--- Aim ---
Every record below should be printed exactly as given.

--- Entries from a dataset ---
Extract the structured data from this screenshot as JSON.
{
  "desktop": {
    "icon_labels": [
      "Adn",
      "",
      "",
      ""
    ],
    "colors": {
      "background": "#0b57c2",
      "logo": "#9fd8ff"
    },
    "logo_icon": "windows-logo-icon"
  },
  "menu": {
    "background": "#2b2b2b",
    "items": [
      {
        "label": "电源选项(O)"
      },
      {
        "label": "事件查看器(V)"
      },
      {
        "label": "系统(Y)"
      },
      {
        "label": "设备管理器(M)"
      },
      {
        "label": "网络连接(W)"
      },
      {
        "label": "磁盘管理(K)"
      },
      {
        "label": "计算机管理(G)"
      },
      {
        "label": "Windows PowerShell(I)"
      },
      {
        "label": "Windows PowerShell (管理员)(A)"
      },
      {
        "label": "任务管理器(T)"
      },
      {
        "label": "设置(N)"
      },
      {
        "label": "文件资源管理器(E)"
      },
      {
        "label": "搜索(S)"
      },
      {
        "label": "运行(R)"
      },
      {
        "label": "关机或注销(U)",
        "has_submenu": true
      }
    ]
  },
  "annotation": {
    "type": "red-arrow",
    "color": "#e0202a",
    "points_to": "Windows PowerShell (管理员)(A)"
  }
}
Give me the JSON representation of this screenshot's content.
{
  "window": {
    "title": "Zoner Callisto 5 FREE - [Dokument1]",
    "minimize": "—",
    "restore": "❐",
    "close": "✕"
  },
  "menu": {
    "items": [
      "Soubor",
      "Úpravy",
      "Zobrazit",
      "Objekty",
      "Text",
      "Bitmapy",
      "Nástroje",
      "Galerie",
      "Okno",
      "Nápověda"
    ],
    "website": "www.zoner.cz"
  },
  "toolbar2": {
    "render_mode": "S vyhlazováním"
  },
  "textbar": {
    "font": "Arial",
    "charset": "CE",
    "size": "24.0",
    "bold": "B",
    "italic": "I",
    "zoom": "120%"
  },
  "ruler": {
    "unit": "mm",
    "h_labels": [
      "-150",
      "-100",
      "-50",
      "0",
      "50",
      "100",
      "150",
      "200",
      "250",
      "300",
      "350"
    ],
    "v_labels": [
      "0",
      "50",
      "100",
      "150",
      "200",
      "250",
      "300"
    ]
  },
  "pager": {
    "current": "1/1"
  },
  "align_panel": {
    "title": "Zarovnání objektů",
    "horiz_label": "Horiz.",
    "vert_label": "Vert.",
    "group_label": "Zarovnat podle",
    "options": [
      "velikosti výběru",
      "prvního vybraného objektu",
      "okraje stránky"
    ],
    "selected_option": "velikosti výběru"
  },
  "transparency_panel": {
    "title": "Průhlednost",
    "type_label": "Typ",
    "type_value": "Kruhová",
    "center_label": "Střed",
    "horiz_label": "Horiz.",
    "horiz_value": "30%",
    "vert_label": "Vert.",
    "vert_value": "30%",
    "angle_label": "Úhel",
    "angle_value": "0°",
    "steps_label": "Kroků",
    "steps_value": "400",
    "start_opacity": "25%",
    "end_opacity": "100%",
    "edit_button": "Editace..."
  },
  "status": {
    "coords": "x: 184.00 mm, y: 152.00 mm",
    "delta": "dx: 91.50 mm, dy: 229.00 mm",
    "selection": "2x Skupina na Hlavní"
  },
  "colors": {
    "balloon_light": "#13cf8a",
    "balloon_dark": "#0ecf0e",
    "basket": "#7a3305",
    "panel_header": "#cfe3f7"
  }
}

--- Task answer ---
Extract the structured data from this screenshot as JSON.
{
  "desktop": {
    "icon_labels": [
      "Adn",
      "",
      "",
      ""
    ],
    "colors": {
      "background": "#0b57c2",
      "logo": "#9fd8ff"
    },
    "logo_icon": "windows-logo-icon"
  },
  "menu": {
    "background": "#2b2b2b",
    "items": [
      {
        "label": "电源选项(O)"
      },
      {
        "label": "事件查看器(V)"
      },
      {
        "label": "系统(Y)"
      },
      {
        "label": "设备管理器(M)"
      },
      {
        "label": "网络连接(W)"
      },
      {
        "label": "磁盘管理(K)"
      },
      {
        "label": "计算机管理(G)"
      },
      {
        "label": "Windows PowerShell(I)"
      },
      {
        "label": "Windows PowerShell (管理员)(A)"
      },
      {
        "label": "任务管理器(T)"
      },
      {
        "label": "设置(N)"
      },
      {
        "label": "文件资源管理器(E)"
      },
      {
        "label": "搜索(S)"
      },
      {
        "label": "运行(R)"
      },
      {
        "label": "关机或注销(U)",
        "has_submenu": true
      }
    ]
  },
  "annotation": {
    "type": "red-arrow",
    "color": "#e0202a",
    "points_to": "Windows PowerShell (管理员)(A)"
  }
}
Give me the JSON representation of this screenshot's content.
{
  "window": {
    "title": "Zoner Callisto 5 FREE - [Dokument1]",
    "minimize": "—",
    "restore": "❐",
    "close": "✕"
  },
  "menu": {
    "items": [
      "Soubor",
      "Úpravy",
      "Zobrazit",
      "Objekty",
      "Text",
      "Bitmapy",
      "Nástroje",
      "Galerie",
      "Okno",
      "Nápověda"
    ],
    "website": "www.zoner.cz"
  },
  "toolbar2": {
    "render_mode": "S vyhlazováním"
  },
  "textbar": {
    "font": "Arial",
    "charset": "CE",
    "size": "24.0",
    "bold": "B",
    "italic": "I",
    "zoom": "120%"
  },
  "ruler": {
    "unit": "mm",
    "h_labels": [
      "-150",
      "-100",
      "-50",
      "0",
      "50",
      "100",
      "150",
      "200",
      "250",
      "300",
      "350"
    ],
    "v_labels": [
      "0",
      "50",
      "100",
      "150",
      "200",
      "250",
      "300"
    ]
  },
  "pager": {
    "current": "1/1"
  },
  "align_panel": {
    "title": "Zarovnání objektů",
    "horiz_label": "Horiz.",
    "vert_label": "Vert.",
    "group_label": "Zarovnat podle",
    "options": [
      "velikosti výběru",
      "prvního vybraného objektu",
      "okraje stránky"
    ],
    "selected_option": "velikosti výběru"
  },
  "transparency_panel": {
    "title": "Průhlednost",
    "type_label": "Typ",
    "type_value": "Kruhová",
    "center_label": "Střed",
    "horiz_label": "Horiz.",
    "horiz_value": "30%",
    "vert_label": "Vert.",
    "vert_value": "30%",
    "angle_label": "Úhel",
    "angle_value": "0°",
    "steps_label": "Kroků",
    "steps_value": "400",
    "start_opacity": "25%",
    "end_opacity": "100%",
    "edit_button": "Editace..."
  },
  "status": {
    "coords": "x: 184.00 mm, y: 152.00 mm",
    "delta": "dx: 91.50 mm, dy: 229.00 mm",
    "selection": "2x Skupina na Hlavní"
  },
  "colors": {
    "balloon_light": "#13cf8a",
    "balloon_dark": "#0ecf0e",
    "basket": "#7a3305",
    "panel_header": "#cfe3f7"
  }
}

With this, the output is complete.